*GIVEN INSTRUCTION*: For the listing below, give the number of lines in which "grid" occurs. Add nothing.

*INFORMATION SUPPLIED*:

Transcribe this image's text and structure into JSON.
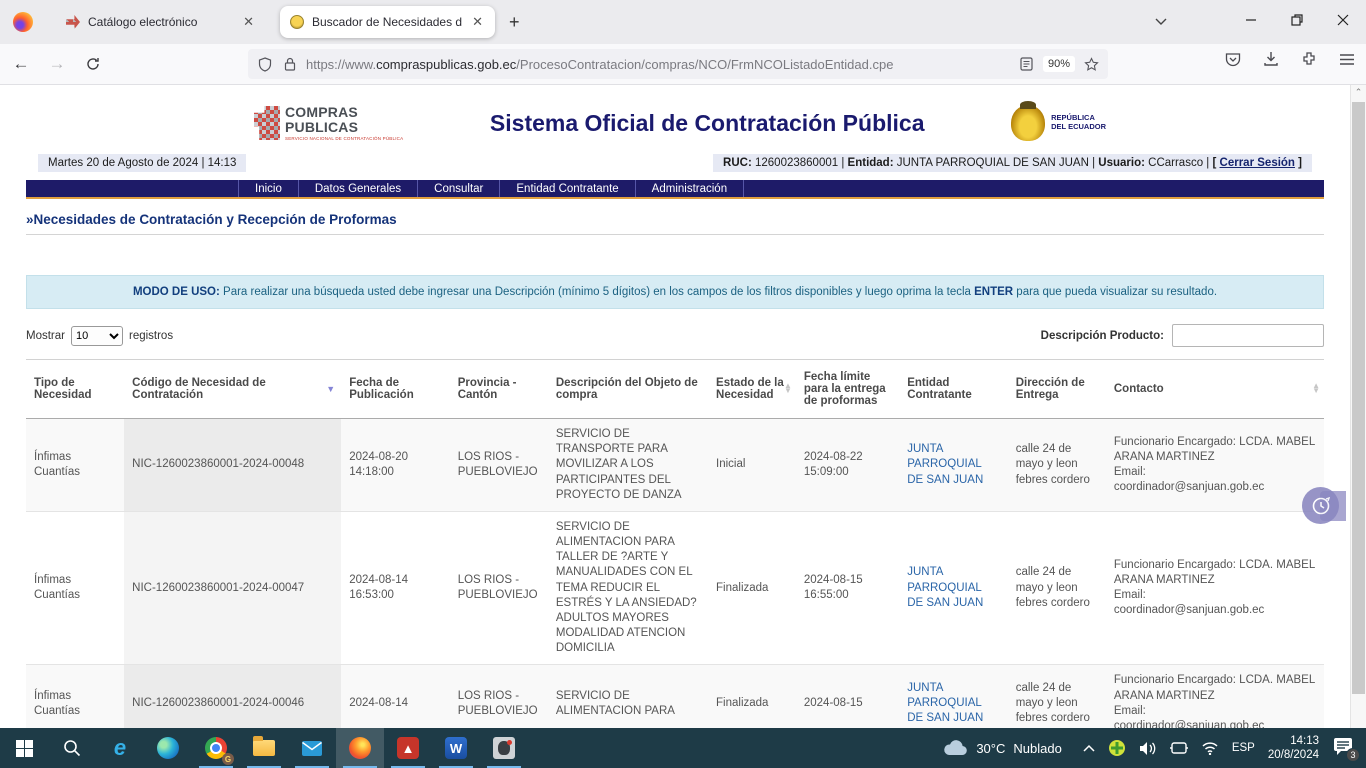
{
  "browser": {
    "tabs": [
      {
        "title": "Catálogo electrónico",
        "active": false
      },
      {
        "title": "Buscador de Necesidades de Co",
        "active": true
      }
    ],
    "new_tab": "+",
    "url_prefix": "https://www.",
    "url_domain": "compraspublicas.gob.ec",
    "url_path": "/ProcesoContratacion/compras/NCO/FrmNCOListadoEntidad.cpe",
    "zoom_badge": "90%"
  },
  "header": {
    "logo_line1": "COMPRAS",
    "logo_line2": "PUBLICAS",
    "logo_sub": "SERVICIO NACIONAL DE CONTRATACIÓN PÚBLICA",
    "title": "Sistema Oficial de Contratación Pública",
    "gov_line1": "REPÚBLICA",
    "gov_line2": "DEL ECUADOR"
  },
  "statusbar": {
    "datetime": "Martes 20 de Agosto de 2024 | 14:13",
    "ruc_label": "RUC:",
    "ruc_value": "1260023860001",
    "entidad_label": "Entidad:",
    "entidad_value": "JUNTA PARROQUIAL DE SAN JUAN",
    "usuario_label": "Usuario:",
    "usuario_value": "CCarrasco",
    "logout_open": "[ ",
    "logout_label": "Cerrar Sesión",
    "logout_close": " ]"
  },
  "nav": {
    "items": [
      "Inicio",
      "Datos Generales",
      "Consultar",
      "Entidad Contratante",
      "Administración"
    ]
  },
  "page": {
    "title": "»Necesidades de Contratación y Recepción de Proformas",
    "usage_label": "MODO DE USO:",
    "usage_text_1": " Para realizar una búsqueda usted debe ingresar una Descripción (mínimo 5 dígitos) en los campos de los filtros disponibles y luego oprima la tecla ",
    "usage_enter": "ENTER",
    "usage_text_2": " para que pueda visualizar su resultado.",
    "show_label": "Mostrar",
    "show_value": "10",
    "records_label": "registros",
    "filter_label": "Descripción Producto:"
  },
  "table": {
    "columns": [
      {
        "label": "Tipo de Necesidad",
        "sort": null
      },
      {
        "label": "Código de Necesidad de Contratación",
        "sort": "desc"
      },
      {
        "label": "Fecha de Publicación",
        "sort": null
      },
      {
        "label": "Provincia - Cantón",
        "sort": null
      },
      {
        "label": "Descripción del Objeto de compra",
        "sort": null
      },
      {
        "label": "Estado de la Necesidad",
        "sort": "both"
      },
      {
        "label": "Fecha límite para la entrega de proformas",
        "sort": null
      },
      {
        "label": "Entidad Contratante",
        "sort": null
      },
      {
        "label": "Dirección de Entrega",
        "sort": null
      },
      {
        "label": "Contacto",
        "sort": "both"
      }
    ],
    "rows": [
      {
        "tipo": "Ínfimas Cuantías",
        "codigo": "NIC-1260023860001-2024-00048",
        "fecha_pub": "2024-08-20 14:18:00",
        "provincia": "LOS RIOS - PUEBLOVIEJO",
        "descripcion": "SERVICIO DE TRANSPORTE PARA MOVILIZAR A LOS PARTICIPANTES DEL PROYECTO DE DANZA",
        "estado": "Inicial",
        "fecha_limite": "2024-08-22 15:09:00",
        "entidad": "JUNTA PARROQUIAL DE SAN JUAN",
        "direccion": "calle 24 de mayo y leon febres cordero",
        "contacto": "Funcionario Encargado: LCDA. MABEL ARANA MARTINEZ",
        "email_label": "Email:",
        "email": "coordinador@sanjuan.gob.ec"
      },
      {
        "tipo": "Ínfimas Cuantías",
        "codigo": "NIC-1260023860001-2024-00047",
        "fecha_pub": "2024-08-14 16:53:00",
        "provincia": "LOS RIOS - PUEBLOVIEJO",
        "descripcion": "SERVICIO DE ALIMENTACION PARA TALLER DE ?ARTE Y MANUALIDADES CON EL TEMA REDUCIR EL ESTRÉS Y LA ANSIEDAD? ADULTOS MAYORES MODALIDAD ATENCION DOMICILIA",
        "estado": "Finalizada",
        "fecha_limite": "2024-08-15 16:55:00",
        "entidad": "JUNTA PARROQUIAL DE SAN JUAN",
        "direccion": "calle 24 de mayo y leon febres cordero",
        "contacto": "Funcionario Encargado: LCDA. MABEL ARANA MARTINEZ",
        "email_label": "Email:",
        "email": "coordinador@sanjuan.gob.ec"
      },
      {
        "tipo": "Ínfimas Cuantías",
        "codigo": "NIC-1260023860001-2024-00046",
        "fecha_pub": "2024-08-14",
        "provincia": "LOS RIOS - PUEBLOVIEJO",
        "descripcion": "SERVICIO DE ALIMENTACION PARA",
        "estado": "Finalizada",
        "fecha_limite": "2024-08-15",
        "entidad": "JUNTA PARROQUIAL DE SAN JUAN",
        "direccion": "calle 24 de mayo y leon febres cordero",
        "contacto": "Funcionario Encargado: LCDA. MABEL ARANA MARTINEZ",
        "email_label": "Email:",
        "email": "coordinador@sanjuan.gob.ec"
      }
    ]
  },
  "taskbar": {
    "apps": [
      "start",
      "search",
      "internet-explorer",
      "edge",
      "chrome",
      "file-explorer",
      "mail",
      "firefox",
      "acrobat",
      "word",
      "java-app"
    ],
    "weather_temp": "30°C",
    "weather_desc": "Nublado",
    "lang": "ESP",
    "time": "14:13",
    "date": "20/8/2024",
    "notif_count": "3"
  }
}
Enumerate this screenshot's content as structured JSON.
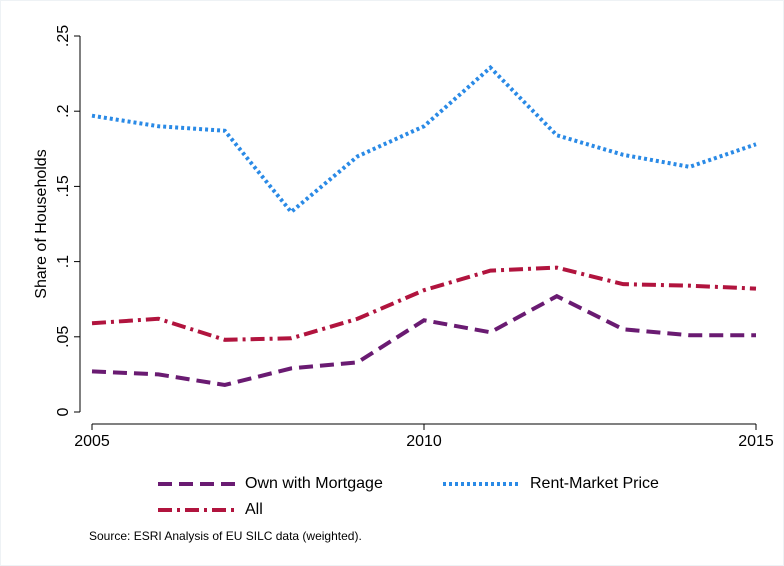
{
  "chart_data": {
    "type": "line",
    "y_label": "Share of Households",
    "note": "Source:  ESRI Analysis of EU SILC data (weighted).",
    "x": [
      2005,
      2006,
      2007,
      2008,
      2009,
      2010,
      2011,
      2012,
      2013,
      2014,
      2015
    ],
    "xlim": [
      2005,
      2015
    ],
    "xticks": [
      2005,
      2010,
      2015
    ],
    "ylim": [
      0,
      0.25
    ],
    "yticks": [
      0,
      {
        "value": 0.05,
        "label": ".05"
      },
      {
        "value": 0.1,
        "label": ".1"
      },
      {
        "value": 0.15,
        "label": ".15"
      },
      {
        "value": 0.2,
        "label": ".2"
      },
      {
        "value": 0.25,
        "label": ".25"
      }
    ],
    "series": [
      {
        "name": "Own with Mortgage",
        "color": "#6a1b72",
        "dash": "dashed",
        "values": [
          0.027,
          0.025,
          0.018,
          0.029,
          0.033,
          0.061,
          0.053,
          0.077,
          0.055,
          0.051,
          0.051
        ]
      },
      {
        "name": "Rent-Market Price",
        "color": "#2a8ae6",
        "dash": "dotted",
        "values": [
          0.197,
          0.19,
          0.187,
          0.133,
          0.17,
          0.19,
          0.229,
          0.184,
          0.171,
          0.163,
          0.178
        ]
      },
      {
        "name": "All",
        "color": "#b1143e",
        "dash": "dashdot",
        "values": [
          0.059,
          0.062,
          0.048,
          0.049,
          0.062,
          0.081,
          0.094,
          0.096,
          0.085,
          0.084,
          0.082
        ]
      }
    ]
  }
}
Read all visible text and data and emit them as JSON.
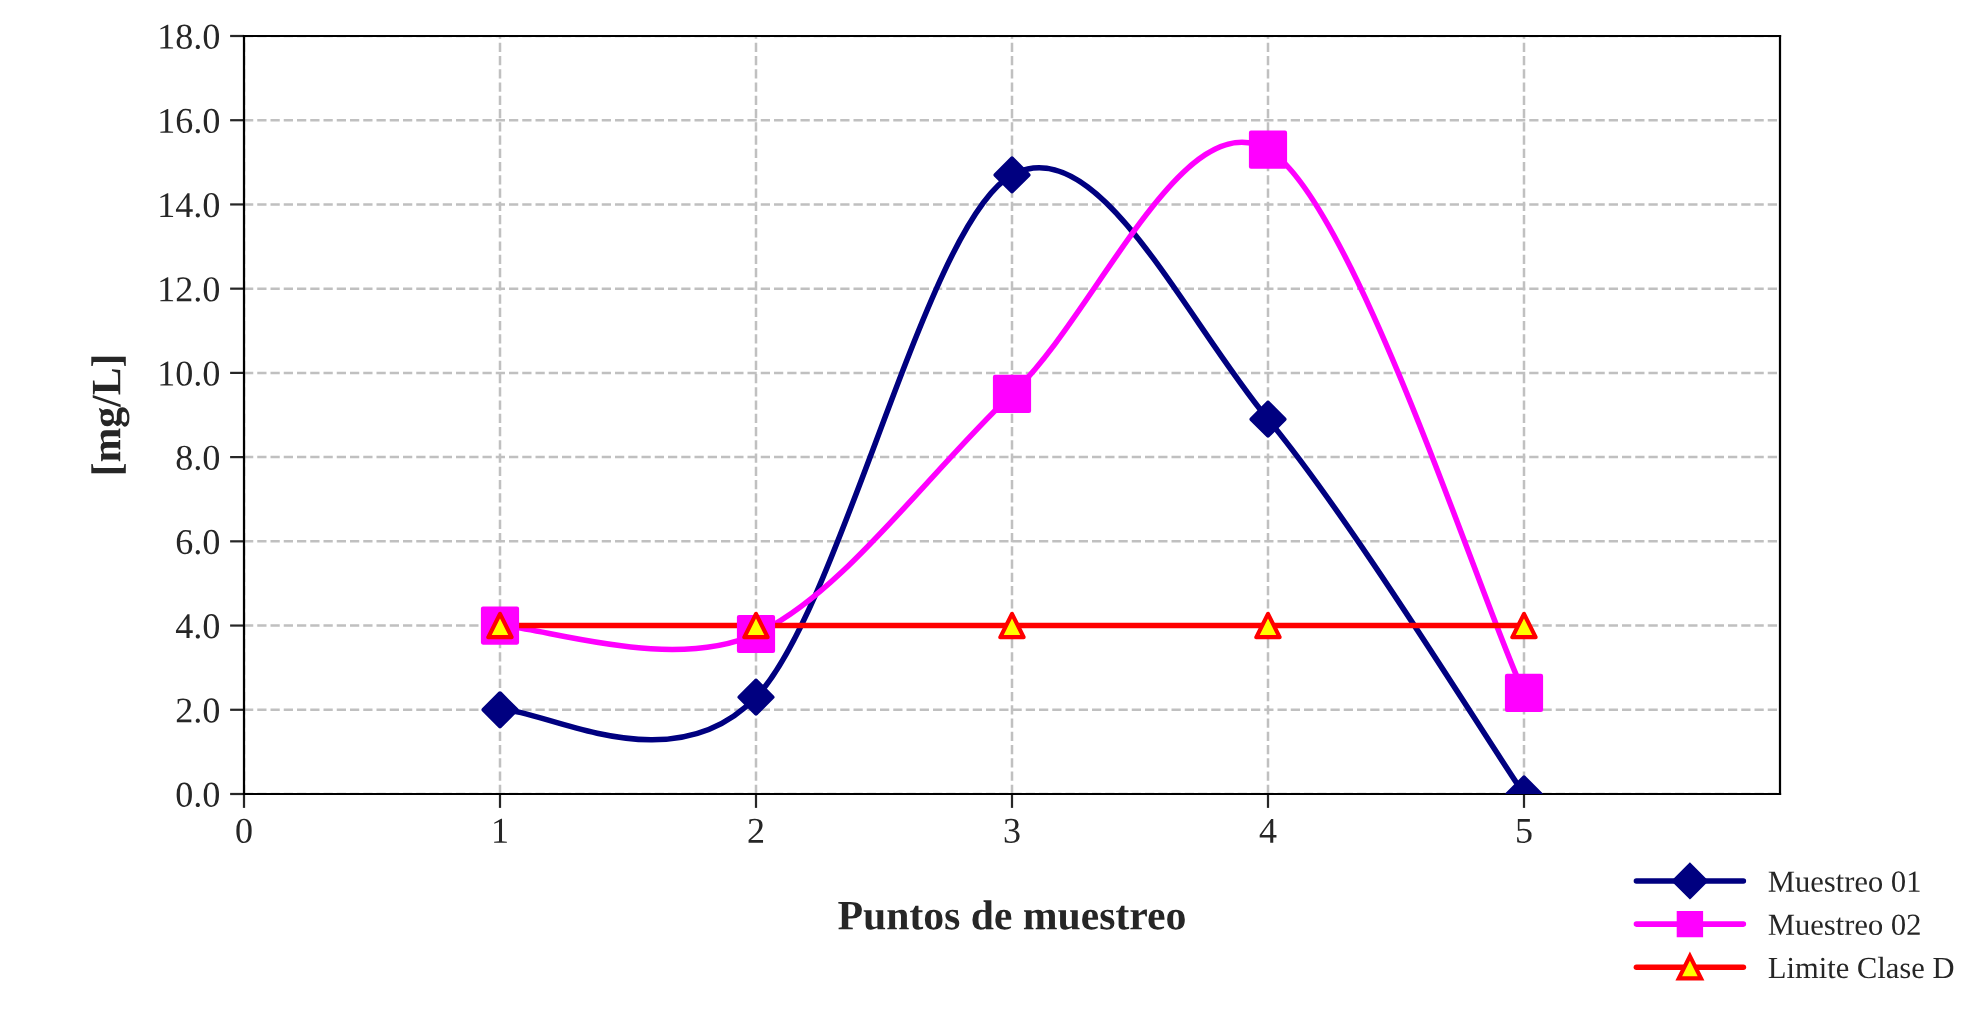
{
  "chart_data": {
    "type": "line",
    "xlabel": "Puntos de muestreo",
    "ylabel": "[mg/L]",
    "x": [
      1,
      2,
      3,
      4,
      5
    ],
    "series": [
      {
        "name": "Muestreo 01",
        "color": "#000080",
        "marker": "diamond",
        "values": [
          2.0,
          2.3,
          14.7,
          8.9,
          0.0
        ]
      },
      {
        "name": "Muestreo 02",
        "color": "#ff00ff",
        "marker": "square",
        "values": [
          4.0,
          3.8,
          9.5,
          15.3,
          2.4
        ]
      },
      {
        "name": "Limite Clase D",
        "color": "#ff0000",
        "marker": "triangle",
        "values": [
          4.0,
          4.0,
          4.0,
          4.0,
          4.0
        ]
      }
    ],
    "xlim": [
      0,
      6
    ],
    "xticks": [
      0,
      1,
      2,
      3,
      4,
      5
    ],
    "ylim": [
      0,
      18
    ],
    "yticks": [
      {
        "value": 0,
        "label": "0.0"
      },
      {
        "value": 2,
        "label": "2.0"
      },
      {
        "value": 4,
        "label": "4.0"
      },
      {
        "value": 6,
        "label": "6.0"
      },
      {
        "value": 8,
        "label": "8.0"
      },
      {
        "value": 10,
        "label": "10.0"
      },
      {
        "value": 12,
        "label": "12.0"
      },
      {
        "value": 14,
        "label": "14.0"
      },
      {
        "value": 16,
        "label": "16.0"
      },
      {
        "value": 18,
        "label": "18.0"
      }
    ],
    "grid": true,
    "legend": "bottom right"
  }
}
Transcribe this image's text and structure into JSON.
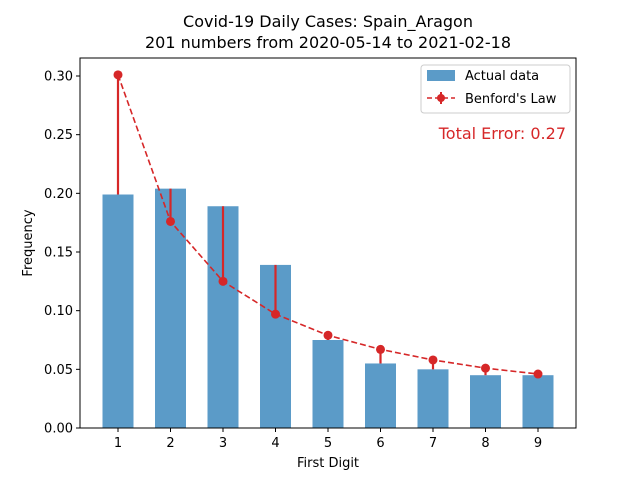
{
  "chart_data": {
    "type": "bar",
    "title": "Covid-19 Daily Cases: Spain_Aragon",
    "subtitle": "201 numbers from 2020-05-14 to 2021-02-18",
    "xlabel": "First Digit",
    "ylabel": "Frequency",
    "ylim": [
      0,
      0.3
    ],
    "yticks": [
      "0.00",
      "0.05",
      "0.10",
      "0.15",
      "0.20",
      "0.25",
      "0.30"
    ],
    "categories": [
      "1",
      "2",
      "3",
      "4",
      "5",
      "6",
      "7",
      "8",
      "9"
    ],
    "series": [
      {
        "name": "Actual data",
        "kind": "bar",
        "color": "#5b9bc8",
        "values": [
          0.199,
          0.204,
          0.189,
          0.139,
          0.075,
          0.055,
          0.05,
          0.045,
          0.045
        ]
      },
      {
        "name": "Benford's Law",
        "kind": "line-dashed-markers",
        "color": "#d62728",
        "values": [
          0.301,
          0.176,
          0.125,
          0.097,
          0.079,
          0.067,
          0.058,
          0.051,
          0.046
        ]
      }
    ],
    "annotation": "Total Error: 0.27",
    "annotation_color": "#d62728",
    "legend_position": "top-right",
    "grid": false
  }
}
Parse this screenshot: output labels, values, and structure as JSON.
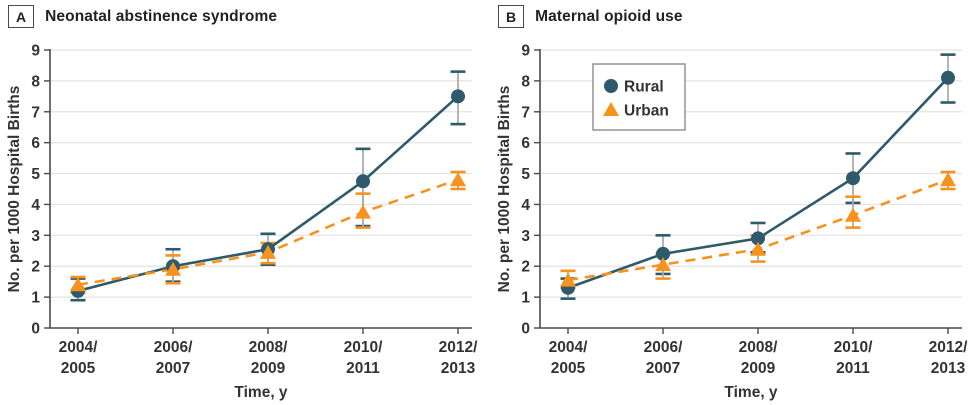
{
  "figure": {
    "panels": [
      {
        "label": "A",
        "title": "Neonatal abstinence syndrome"
      },
      {
        "label": "B",
        "title": "Maternal opioid use"
      }
    ]
  },
  "colors": {
    "rural": "#2E5A6B",
    "urban": "#F6921E",
    "error_line": "#A9AEB1",
    "grid": "#E3E3E3",
    "axis": "#4A4A4A",
    "text": "#333333",
    "legend_border": "#8C8C8C"
  },
  "chart_data": [
    {
      "type": "line",
      "panel": "A",
      "title": "Neonatal abstinence syndrome",
      "categories": [
        "2004/2005",
        "2006/2007",
        "2008/2009",
        "2010/2011",
        "2012/2013"
      ],
      "xlabel": "Time, y",
      "ylabel": "No. per 1000 Hospital Births",
      "ylim": [
        0,
        9
      ],
      "yticks": [
        0,
        1,
        2,
        3,
        4,
        5,
        6,
        7,
        8,
        9
      ],
      "grid": true,
      "show_legend": false,
      "series": [
        {
          "name": "Rural",
          "marker": "circle",
          "line": "solid",
          "color": "#2E5A6B",
          "values": [
            1.2,
            2.0,
            2.55,
            4.75,
            7.5
          ],
          "ci_low": [
            0.9,
            1.5,
            2.05,
            3.3,
            6.6
          ],
          "ci_high": [
            1.6,
            2.55,
            3.05,
            5.8,
            8.3
          ]
        },
        {
          "name": "Urban",
          "marker": "triangle",
          "line": "dashed",
          "color": "#F6921E",
          "values": [
            1.4,
            1.9,
            2.45,
            3.75,
            4.8
          ],
          "ci_low": [
            1.15,
            1.45,
            2.1,
            3.25,
            4.5
          ],
          "ci_high": [
            1.65,
            2.35,
            2.75,
            4.35,
            5.05
          ]
        }
      ]
    },
    {
      "type": "line",
      "panel": "B",
      "title": "Maternal opioid use",
      "categories": [
        "2004/2005",
        "2006/2007",
        "2008/2009",
        "2010/2011",
        "2012/2013"
      ],
      "xlabel": "Time, y",
      "ylabel": "No. per 1000 Hospital Births",
      "ylim": [
        0,
        9
      ],
      "yticks": [
        0,
        1,
        2,
        3,
        4,
        5,
        6,
        7,
        8,
        9
      ],
      "grid": true,
      "show_legend": true,
      "legend_position": "upper-left",
      "series": [
        {
          "name": "Rural",
          "marker": "circle",
          "line": "solid",
          "color": "#2E5A6B",
          "values": [
            1.3,
            2.4,
            2.9,
            4.85,
            8.1
          ],
          "ci_low": [
            0.95,
            1.75,
            2.45,
            4.05,
            7.3
          ],
          "ci_high": [
            1.6,
            3.0,
            3.4,
            5.65,
            8.85
          ]
        },
        {
          "name": "Urban",
          "marker": "triangle",
          "line": "dashed",
          "color": "#F6921E",
          "values": [
            1.55,
            2.05,
            2.55,
            3.65,
            4.8
          ],
          "ci_low": [
            1.3,
            1.6,
            2.15,
            3.25,
            4.5
          ],
          "ci_high": [
            1.85,
            2.4,
            3.0,
            4.25,
            5.05
          ]
        }
      ]
    }
  ]
}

*SOLUTION*: 5